_To do_
Check each line of the listing below for the string "Mbps", and copy the ones that have it.

··· Data section

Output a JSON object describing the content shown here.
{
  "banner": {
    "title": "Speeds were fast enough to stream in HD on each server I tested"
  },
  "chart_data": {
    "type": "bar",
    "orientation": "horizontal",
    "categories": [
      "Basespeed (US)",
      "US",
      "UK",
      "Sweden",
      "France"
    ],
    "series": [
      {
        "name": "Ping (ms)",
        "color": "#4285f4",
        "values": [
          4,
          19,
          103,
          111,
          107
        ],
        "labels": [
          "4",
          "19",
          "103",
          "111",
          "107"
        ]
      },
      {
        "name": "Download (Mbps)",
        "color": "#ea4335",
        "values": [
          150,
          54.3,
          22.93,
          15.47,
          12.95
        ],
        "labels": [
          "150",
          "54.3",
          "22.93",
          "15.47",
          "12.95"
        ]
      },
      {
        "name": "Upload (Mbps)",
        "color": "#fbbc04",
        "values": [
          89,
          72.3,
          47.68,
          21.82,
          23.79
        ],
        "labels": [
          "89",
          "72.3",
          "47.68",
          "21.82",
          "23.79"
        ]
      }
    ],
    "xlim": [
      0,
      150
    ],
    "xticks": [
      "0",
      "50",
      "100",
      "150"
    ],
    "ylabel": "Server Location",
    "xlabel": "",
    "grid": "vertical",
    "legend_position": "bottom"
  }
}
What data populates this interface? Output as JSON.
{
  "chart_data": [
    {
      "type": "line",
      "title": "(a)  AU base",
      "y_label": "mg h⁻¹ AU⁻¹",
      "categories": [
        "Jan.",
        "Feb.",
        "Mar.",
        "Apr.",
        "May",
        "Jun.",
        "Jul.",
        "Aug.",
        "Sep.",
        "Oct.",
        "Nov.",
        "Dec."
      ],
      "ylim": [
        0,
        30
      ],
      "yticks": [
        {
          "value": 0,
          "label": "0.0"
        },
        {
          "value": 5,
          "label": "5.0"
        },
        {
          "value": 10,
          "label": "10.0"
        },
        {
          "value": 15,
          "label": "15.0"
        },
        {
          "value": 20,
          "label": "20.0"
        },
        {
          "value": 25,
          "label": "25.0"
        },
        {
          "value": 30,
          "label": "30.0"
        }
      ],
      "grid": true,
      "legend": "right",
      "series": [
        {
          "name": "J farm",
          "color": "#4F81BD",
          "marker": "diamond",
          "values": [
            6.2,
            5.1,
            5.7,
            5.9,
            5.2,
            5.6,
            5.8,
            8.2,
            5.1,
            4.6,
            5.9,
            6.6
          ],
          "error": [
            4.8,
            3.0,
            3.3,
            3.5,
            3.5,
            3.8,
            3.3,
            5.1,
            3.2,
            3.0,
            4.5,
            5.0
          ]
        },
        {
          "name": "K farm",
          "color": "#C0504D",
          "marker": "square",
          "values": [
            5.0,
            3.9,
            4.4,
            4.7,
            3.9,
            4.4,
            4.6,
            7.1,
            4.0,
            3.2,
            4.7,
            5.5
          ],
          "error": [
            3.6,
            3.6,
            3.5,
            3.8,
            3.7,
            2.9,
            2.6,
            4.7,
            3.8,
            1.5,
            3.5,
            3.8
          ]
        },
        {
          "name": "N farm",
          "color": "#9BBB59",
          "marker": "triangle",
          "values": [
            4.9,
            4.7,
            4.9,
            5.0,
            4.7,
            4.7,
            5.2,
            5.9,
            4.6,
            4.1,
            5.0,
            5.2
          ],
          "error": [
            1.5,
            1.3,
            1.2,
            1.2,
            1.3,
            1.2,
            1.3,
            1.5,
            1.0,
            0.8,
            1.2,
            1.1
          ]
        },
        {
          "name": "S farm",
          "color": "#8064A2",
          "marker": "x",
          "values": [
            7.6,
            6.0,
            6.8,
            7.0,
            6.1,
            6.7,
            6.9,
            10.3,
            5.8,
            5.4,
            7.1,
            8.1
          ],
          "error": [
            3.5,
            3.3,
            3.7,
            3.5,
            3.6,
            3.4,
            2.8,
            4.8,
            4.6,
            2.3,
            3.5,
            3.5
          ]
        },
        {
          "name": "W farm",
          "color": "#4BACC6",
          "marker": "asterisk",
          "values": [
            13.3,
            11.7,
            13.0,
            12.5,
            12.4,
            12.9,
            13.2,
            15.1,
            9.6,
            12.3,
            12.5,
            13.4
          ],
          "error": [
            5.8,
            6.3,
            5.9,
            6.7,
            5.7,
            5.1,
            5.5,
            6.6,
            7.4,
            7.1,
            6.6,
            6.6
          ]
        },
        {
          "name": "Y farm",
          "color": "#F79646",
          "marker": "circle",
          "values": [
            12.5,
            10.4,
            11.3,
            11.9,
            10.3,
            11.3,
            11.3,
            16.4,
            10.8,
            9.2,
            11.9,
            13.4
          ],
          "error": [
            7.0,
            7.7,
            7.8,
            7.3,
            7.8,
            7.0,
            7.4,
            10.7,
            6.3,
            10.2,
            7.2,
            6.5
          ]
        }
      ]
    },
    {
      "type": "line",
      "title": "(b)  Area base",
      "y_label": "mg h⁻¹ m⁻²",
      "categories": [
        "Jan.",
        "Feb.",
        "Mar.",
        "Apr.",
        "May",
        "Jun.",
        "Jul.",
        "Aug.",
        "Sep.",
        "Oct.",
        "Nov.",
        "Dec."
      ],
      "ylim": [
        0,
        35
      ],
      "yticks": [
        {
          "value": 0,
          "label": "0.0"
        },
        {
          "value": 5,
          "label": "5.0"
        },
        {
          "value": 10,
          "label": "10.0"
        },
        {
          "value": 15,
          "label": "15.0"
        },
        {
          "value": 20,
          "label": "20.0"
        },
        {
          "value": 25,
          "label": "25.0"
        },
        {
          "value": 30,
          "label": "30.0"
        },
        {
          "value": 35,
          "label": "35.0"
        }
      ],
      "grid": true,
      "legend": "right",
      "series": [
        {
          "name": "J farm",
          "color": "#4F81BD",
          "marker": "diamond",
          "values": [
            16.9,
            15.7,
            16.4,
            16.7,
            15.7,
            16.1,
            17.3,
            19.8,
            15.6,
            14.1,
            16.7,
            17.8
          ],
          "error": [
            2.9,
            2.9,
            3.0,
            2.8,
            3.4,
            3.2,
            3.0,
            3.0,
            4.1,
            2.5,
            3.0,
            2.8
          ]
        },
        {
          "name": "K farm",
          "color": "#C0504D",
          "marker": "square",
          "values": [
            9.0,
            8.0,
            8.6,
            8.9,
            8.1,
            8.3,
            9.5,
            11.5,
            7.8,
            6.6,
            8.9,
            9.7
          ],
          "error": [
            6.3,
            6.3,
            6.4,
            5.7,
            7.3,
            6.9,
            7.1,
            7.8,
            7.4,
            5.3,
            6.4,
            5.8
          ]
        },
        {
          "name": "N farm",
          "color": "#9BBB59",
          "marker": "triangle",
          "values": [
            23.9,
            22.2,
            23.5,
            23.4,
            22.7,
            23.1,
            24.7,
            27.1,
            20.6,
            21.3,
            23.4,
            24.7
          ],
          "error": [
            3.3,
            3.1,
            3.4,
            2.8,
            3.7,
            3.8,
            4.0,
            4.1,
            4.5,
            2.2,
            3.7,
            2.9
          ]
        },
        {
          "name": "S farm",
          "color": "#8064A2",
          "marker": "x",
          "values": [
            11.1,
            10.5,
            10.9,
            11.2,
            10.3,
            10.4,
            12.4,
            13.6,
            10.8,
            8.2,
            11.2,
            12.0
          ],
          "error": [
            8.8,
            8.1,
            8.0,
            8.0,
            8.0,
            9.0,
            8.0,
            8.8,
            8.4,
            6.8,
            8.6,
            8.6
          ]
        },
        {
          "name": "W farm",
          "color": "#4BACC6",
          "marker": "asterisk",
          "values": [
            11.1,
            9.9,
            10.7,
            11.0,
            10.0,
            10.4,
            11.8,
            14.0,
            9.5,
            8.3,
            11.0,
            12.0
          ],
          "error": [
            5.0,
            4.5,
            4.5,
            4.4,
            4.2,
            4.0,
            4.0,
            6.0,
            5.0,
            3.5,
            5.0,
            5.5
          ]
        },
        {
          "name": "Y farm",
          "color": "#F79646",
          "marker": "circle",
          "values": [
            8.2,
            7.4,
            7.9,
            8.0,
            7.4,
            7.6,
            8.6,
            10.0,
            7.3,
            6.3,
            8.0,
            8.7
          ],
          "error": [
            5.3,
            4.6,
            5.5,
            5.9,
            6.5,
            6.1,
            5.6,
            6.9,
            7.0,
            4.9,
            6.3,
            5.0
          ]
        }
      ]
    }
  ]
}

······

_Answer to this problem_
        "name": "Download (Mbps)",
        "name": "Upload (Mbps)",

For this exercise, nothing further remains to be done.